Entries from a visual dataset:
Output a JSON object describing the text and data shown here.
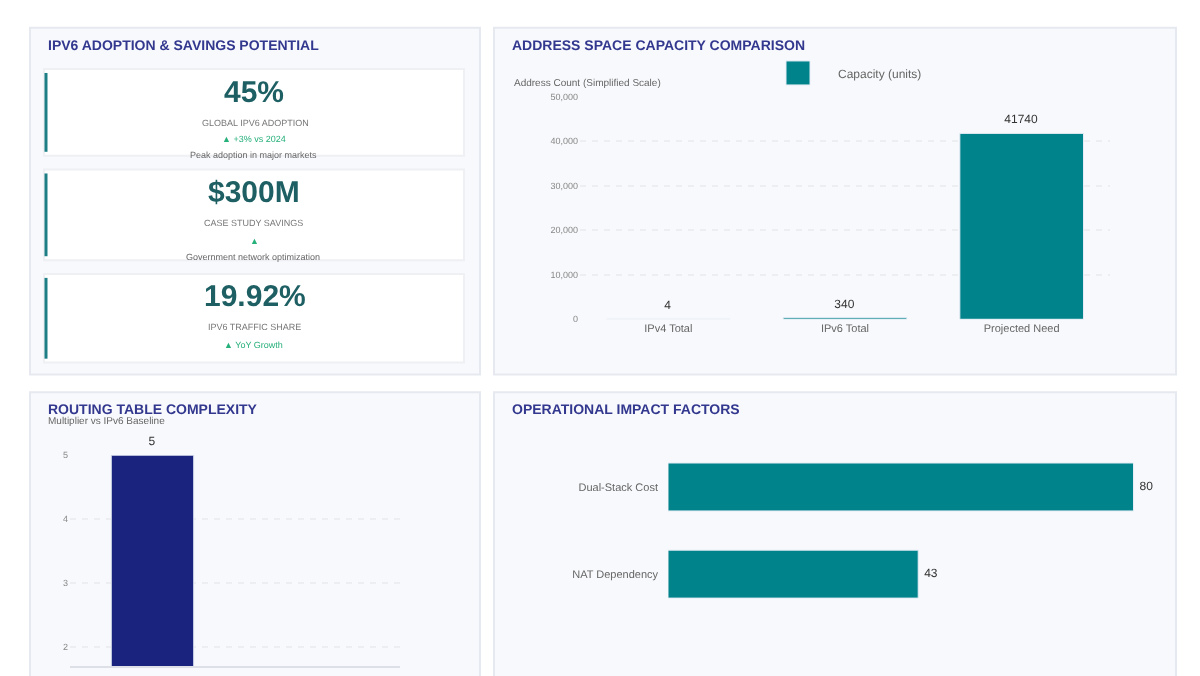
{
  "chart_data": [
    {
      "type": "other",
      "title": "IPV6 ADOPTION & SAVINGS POTENTIAL",
      "annotations": [
        "45%",
        "GLOBAL IPV6 ADOPTION",
        "▲ +3% vs 2024",
        "Peak adoption in major markets",
        "$300M",
        "CASE STUDY SAVINGS",
        "▲",
        "Government network optimization",
        "19.92%",
        "IPV6 TRAFFIC SHARE",
        "▲ YoY Growth"
      ]
    },
    {
      "type": "bar",
      "title": "ADDRESS SPACE CAPACITY COMPARISON",
      "ylabel": "Address Count (Simplified Scale)",
      "categories": [
        "IPv4 Total",
        "IPv6 Total",
        "Projected Need"
      ],
      "series": [
        {
          "name": "Capacity (units)",
          "color": "#00838a",
          "values": [
            4,
            340,
            41740
          ]
        }
      ],
      "ylim": [
        0,
        50000
      ],
      "yticks": [
        0,
        {
          "value": 10000,
          "label": "10,000"
        },
        {
          "value": 20000,
          "label": "20,000"
        },
        {
          "value": 30000,
          "label": "30,000"
        },
        {
          "value": 40000,
          "label": "40,000"
        },
        {
          "value": 50000,
          "label": "50,000"
        }
      ],
      "grid": "y",
      "legend": "top",
      "data_labels": true
    },
    {
      "type": "bar",
      "title": "ROUTING TABLE COMPLEXITY",
      "ylabel": "Multiplier vs IPv6 Baseline",
      "categories": [
        null,
        null
      ],
      "series": [
        {
          "color": "#1a237e",
          "values": [
            5,
            null
          ]
        }
      ],
      "ylim": [
        1.7,
        5
      ],
      "yticks": [
        2,
        3,
        4,
        5
      ],
      "grid": "y",
      "data_labels": true,
      "tick_labels": "y"
    },
    {
      "type": "bar",
      "orientation": "horizontal",
      "title": "OPERATIONAL IMPACT FACTORS",
      "categories": [
        "Dual-Stack Cost",
        "NAT Dependency"
      ],
      "series": [
        {
          "color": "#00838a",
          "values": [
            80,
            43
          ]
        }
      ],
      "data_labels": true,
      "tick_labels": "y"
    }
  ]
}
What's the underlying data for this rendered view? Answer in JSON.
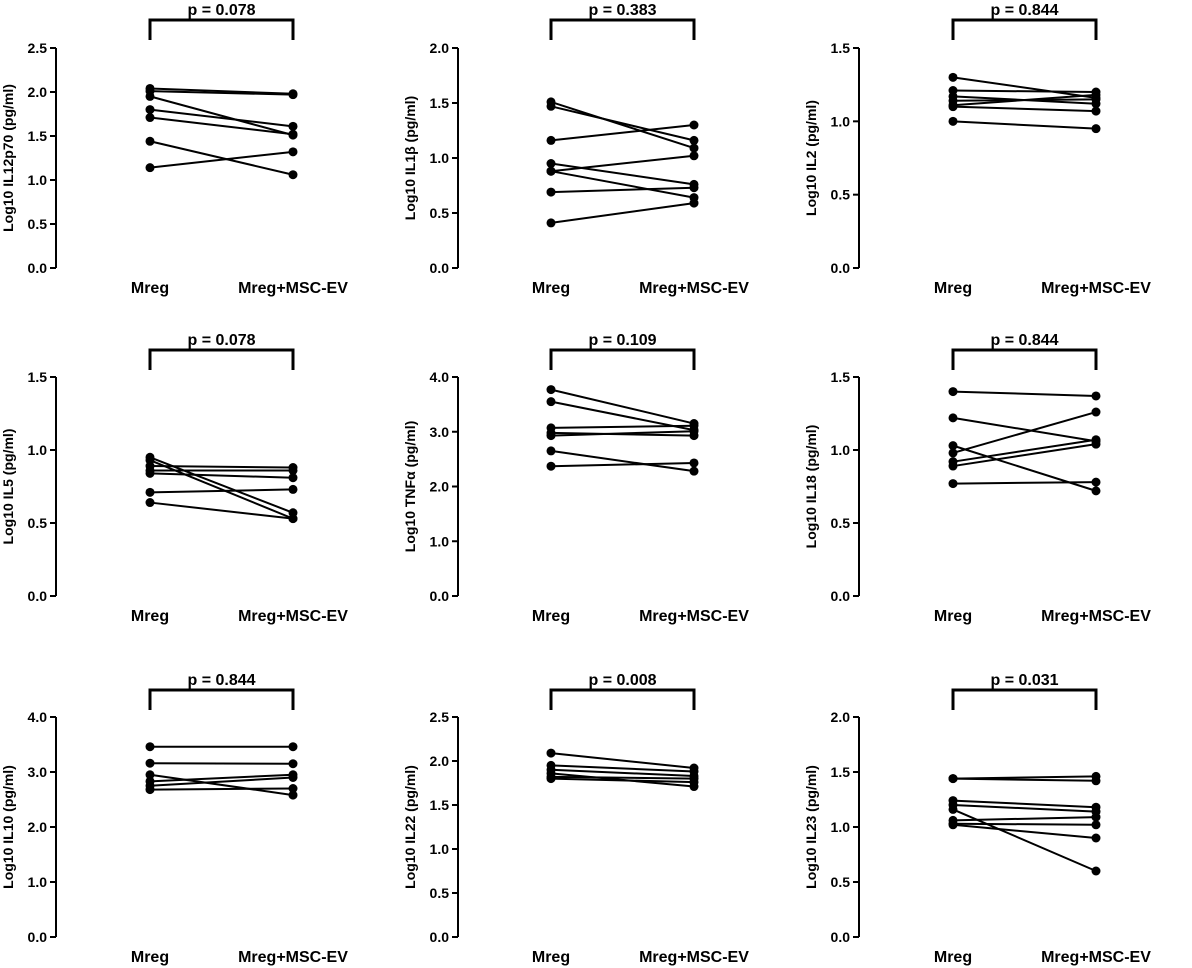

Work to be completed: All of the data above should be quoted exactly, except for the pictures.

Complete output:
Output a JSON object describing the text and data shown here.
{
  "chart_data": [
    {
      "type": "other",
      "title": "IPV6 ADOPTION & SAVINGS POTENTIAL",
      "annotations": [
        "45%",
        "GLOBAL IPV6 ADOPTION",
        "▲ +3% vs 2024",
        "Peak adoption in major markets",
        "$300M",
        "CASE STUDY SAVINGS",
        "▲",
        "Government network optimization",
        "19.92%",
        "IPV6 TRAFFIC SHARE",
        "▲ YoY Growth"
      ]
    },
    {
      "type": "bar",
      "title": "ADDRESS SPACE CAPACITY COMPARISON",
      "ylabel": "Address Count (Simplified Scale)",
      "categories": [
        "IPv4 Total",
        "IPv6 Total",
        "Projected Need"
      ],
      "series": [
        {
          "name": "Capacity (units)",
          "color": "#00838a",
          "values": [
            4,
            340,
            41740
          ]
        }
      ],
      "ylim": [
        0,
        50000
      ],
      "yticks": [
        0,
        {
          "value": 10000,
          "label": "10,000"
        },
        {
          "value": 20000,
          "label": "20,000"
        },
        {
          "value": 30000,
          "label": "30,000"
        },
        {
          "value": 40000,
          "label": "40,000"
        },
        {
          "value": 50000,
          "label": "50,000"
        }
      ],
      "grid": "y",
      "legend": "top",
      "data_labels": true
    },
    {
      "type": "bar",
      "title": "ROUTING TABLE COMPLEXITY",
      "ylabel": "Multiplier vs IPv6 Baseline",
      "categories": [
        null,
        null
      ],
      "series": [
        {
          "color": "#1a237e",
          "values": [
            5,
            null
          ]
        }
      ],
      "ylim": [
        1.7,
        5
      ],
      "yticks": [
        2,
        3,
        4,
        5
      ],
      "grid": "y",
      "data_labels": true,
      "tick_labels": "y"
    },
    {
      "type": "bar",
      "orientation": "horizontal",
      "title": "OPERATIONAL IMPACT FACTORS",
      "categories": [
        "Dual-Stack Cost",
        "NAT Dependency"
      ],
      "series": [
        {
          "color": "#00838a",
          "values": [
            80,
            43
          ]
        }
      ],
      "data_labels": true,
      "tick_labels": "y"
    }
  ]
}
What's the underlying data for this rendered view? Answer in JSON.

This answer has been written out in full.